- [THE TASK]: Transcribe the records below exactly.
———
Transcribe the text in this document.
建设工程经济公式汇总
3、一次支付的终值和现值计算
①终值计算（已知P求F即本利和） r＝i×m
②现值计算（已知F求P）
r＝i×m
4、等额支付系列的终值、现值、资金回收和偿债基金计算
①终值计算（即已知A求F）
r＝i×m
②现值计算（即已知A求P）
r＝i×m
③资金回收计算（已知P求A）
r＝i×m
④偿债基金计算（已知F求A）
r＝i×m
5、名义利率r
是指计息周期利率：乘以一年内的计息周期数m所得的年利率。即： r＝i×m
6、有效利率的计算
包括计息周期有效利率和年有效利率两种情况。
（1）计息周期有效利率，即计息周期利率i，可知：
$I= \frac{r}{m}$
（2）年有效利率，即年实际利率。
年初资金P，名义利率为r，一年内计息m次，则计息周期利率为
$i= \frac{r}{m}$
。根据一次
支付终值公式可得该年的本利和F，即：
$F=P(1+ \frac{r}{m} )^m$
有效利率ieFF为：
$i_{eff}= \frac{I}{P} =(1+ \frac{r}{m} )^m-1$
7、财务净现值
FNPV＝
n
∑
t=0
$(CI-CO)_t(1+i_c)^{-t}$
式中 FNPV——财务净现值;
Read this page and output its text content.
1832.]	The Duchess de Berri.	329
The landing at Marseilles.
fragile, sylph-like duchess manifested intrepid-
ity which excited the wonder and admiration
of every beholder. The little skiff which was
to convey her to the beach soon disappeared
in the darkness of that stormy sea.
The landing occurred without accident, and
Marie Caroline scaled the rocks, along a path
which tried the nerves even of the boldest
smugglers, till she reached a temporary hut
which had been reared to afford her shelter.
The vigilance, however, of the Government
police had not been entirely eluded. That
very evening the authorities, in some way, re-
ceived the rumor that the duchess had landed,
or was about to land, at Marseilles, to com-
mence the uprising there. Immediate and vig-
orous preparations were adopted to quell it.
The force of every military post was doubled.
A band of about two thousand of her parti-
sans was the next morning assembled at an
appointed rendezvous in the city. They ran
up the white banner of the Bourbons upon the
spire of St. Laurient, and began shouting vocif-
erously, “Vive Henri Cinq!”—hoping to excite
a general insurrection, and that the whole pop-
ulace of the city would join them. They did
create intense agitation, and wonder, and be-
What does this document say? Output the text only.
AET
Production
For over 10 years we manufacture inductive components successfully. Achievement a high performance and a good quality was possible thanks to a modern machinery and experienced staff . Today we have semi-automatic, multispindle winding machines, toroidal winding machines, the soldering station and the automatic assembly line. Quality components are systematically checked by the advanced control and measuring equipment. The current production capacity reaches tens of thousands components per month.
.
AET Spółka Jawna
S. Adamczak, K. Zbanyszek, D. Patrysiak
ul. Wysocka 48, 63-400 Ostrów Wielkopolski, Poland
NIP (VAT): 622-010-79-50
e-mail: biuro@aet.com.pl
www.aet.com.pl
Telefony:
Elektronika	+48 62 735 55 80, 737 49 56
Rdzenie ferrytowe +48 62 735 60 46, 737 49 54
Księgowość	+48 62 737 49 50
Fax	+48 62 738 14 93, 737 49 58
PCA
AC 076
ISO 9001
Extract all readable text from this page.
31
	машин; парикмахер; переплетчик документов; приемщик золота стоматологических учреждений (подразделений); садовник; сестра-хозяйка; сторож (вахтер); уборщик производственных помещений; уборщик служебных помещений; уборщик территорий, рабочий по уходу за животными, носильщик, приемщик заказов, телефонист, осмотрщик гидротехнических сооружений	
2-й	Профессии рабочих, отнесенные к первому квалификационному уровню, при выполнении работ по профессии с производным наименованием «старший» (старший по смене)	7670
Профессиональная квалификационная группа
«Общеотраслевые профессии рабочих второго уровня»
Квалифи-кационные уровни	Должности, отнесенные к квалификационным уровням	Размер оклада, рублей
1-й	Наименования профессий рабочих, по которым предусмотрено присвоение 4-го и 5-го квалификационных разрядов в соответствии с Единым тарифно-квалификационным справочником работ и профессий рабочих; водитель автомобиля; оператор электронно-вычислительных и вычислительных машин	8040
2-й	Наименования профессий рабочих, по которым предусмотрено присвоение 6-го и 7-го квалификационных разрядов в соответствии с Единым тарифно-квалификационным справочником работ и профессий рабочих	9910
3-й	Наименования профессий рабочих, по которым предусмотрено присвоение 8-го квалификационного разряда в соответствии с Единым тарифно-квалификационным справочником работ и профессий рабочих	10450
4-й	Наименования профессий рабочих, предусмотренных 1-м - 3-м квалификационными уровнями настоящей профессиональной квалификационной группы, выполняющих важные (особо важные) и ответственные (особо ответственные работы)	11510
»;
———
- [REPLY]:
Transcribe the text in this document.
建设工程经济公式汇总
3、一次支付的终值和现值计算
①终值计算（已知P求F即本利和） r＝i×m
②现值计算（已知F求P）
r＝i×m
4、等额支付系列的终值、现值、资金回收和偿债基金计算
①终值计算（即已知A求F）
r＝i×m
②现值计算（即已知A求P）
r＝i×m
③资金回收计算（已知P求A）
r＝i×m
④偿债基金计算（已知F求A）
r＝i×m
5、名义利率r
是指计息周期利率：乘以一年内的计息周期数m所得的年利率。即： r＝i×m
6、有效利率的计算
包括计息周期有效利率和年有效利率两种情况。
（1）计息周期有效利率，即计息周期利率i，可知：
$I= \frac{r}{m}$
（2）年有效利率，即年实际利率。
年初资金P，名义利率为r，一年内计息m次，则计息周期利率为
$i= \frac{r}{m}$
。根据一次
支付终值公式可得该年的本利和F，即：
$F=P(1+ \frac{r}{m} )^m$
有效利率ieFF为：
$i_{eff}= \frac{I}{P} =(1+ \frac{r}{m} )^m-1$
7、财务净现值
FNPV＝
n
∑
t=0
$(CI-CO)_t(1+i_c)^{-t}$
式中 FNPV——财务净现值;
Read this page and output its text content.
1832.]	The Duchess de Berri.	329
The landing at Marseilles.
fragile, sylph-like duchess manifested intrepid-
ity which excited the wonder and admiration
of every beholder. The little skiff which was
to convey her to the beach soon disappeared
in the darkness of that stormy sea.
The landing occurred without accident, and
Marie Caroline scaled the rocks, along a path
which tried the nerves even of the boldest
smugglers, till she reached a temporary hut
which had been reared to afford her shelter.
The vigilance, however, of the Government
police had not been entirely eluded. That
very evening the authorities, in some way, re-
ceived the rumor that the duchess had landed,
or was about to land, at Marseilles, to com-
mence the uprising there. Immediate and vig-
orous preparations were adopted to quell it.
The force of every military post was doubled.
A band of about two thousand of her parti-
sans was the next morning assembled at an
appointed rendezvous in the city. They ran
up the white banner of the Bourbons upon the
spire of St. Laurient, and began shouting vocif-
erously, “Vive Henri Cinq!”—hoping to excite
a general insurrection, and that the whole pop-
ulace of the city would join them. They did
create intense agitation, and wonder, and be-
What does this document say? Output the text only.
AET
Production
For over 10 years we manufacture inductive components successfully. Achievement a high performance and a good quality was possible thanks to a modern machinery and experienced staff . Today we have semi-automatic, multispindle winding machines, toroidal winding machines, the soldering station and the automatic assembly line. Quality components are systematically checked by the advanced control and measuring equipment. The current production capacity reaches tens of thousands components per month.
.
AET Spółka Jawna
S. Adamczak, K. Zbanyszek, D. Patrysiak
ul. Wysocka 48, 63-400 Ostrów Wielkopolski, Poland
NIP (VAT): 622-010-79-50
e-mail: biuro@aet.com.pl
www.aet.com.pl
Telefony:
Elektronika	+48 62 735 55 80, 737 49 56
Rdzenie ferrytowe +48 62 735 60 46, 737 49 54
Księgowość	+48 62 737 49 50
Fax	+48 62 738 14 93, 737 49 58
PCA
AC 076
ISO 9001
Extract all readable text from this page.
31
	машин; парикмахер; переплетчик документов; приемщик золота стоматологических учреждений (подразделений); садовник; сестра-хозяйка; сторож (вахтер); уборщик производственных помещений; уборщик служебных помещений; уборщик территорий, рабочий по уходу за животными, носильщик, приемщик заказов, телефонист, осмотрщик гидротехнических сооружений	
2-й	Профессии рабочих, отнесенные к первому квалификационному уровню, при выполнении работ по профессии с производным наименованием «старший» (старший по смене)	7670
Профессиональная квалификационная группа
«Общеотраслевые профессии рабочих второго уровня»
Квалифи-кационные уровни	Должности, отнесенные к квалификационным уровням	Размер оклада, рублей
1-й	Наименования профессий рабочих, по которым предусмотрено присвоение 4-го и 5-го квалификационных разрядов в соответствии с Единым тарифно-квалификационным справочником работ и профессий рабочих; водитель автомобиля; оператор электронно-вычислительных и вычислительных машин	8040
2-й	Наименования профессий рабочих, по которым предусмотрено присвоение 6-го и 7-го квалификационных разрядов в соответствии с Единым тарифно-квалификационным справочником работ и профессий рабочих	9910
3-й	Наименования профессий рабочих, по которым предусмотрено присвоение 8-го квалификационного разряда в соответствии с Единым тарифно-квалификационным справочником работ и профессий рабочих	10450
4-й	Наименования профессий рабочих, предусмотренных 1-м - 3-м квалификационными уровнями настоящей профессиональной квалификационной группы, выполняющих важные (особо важные) и ответственные (особо ответственные работы)	11510
»;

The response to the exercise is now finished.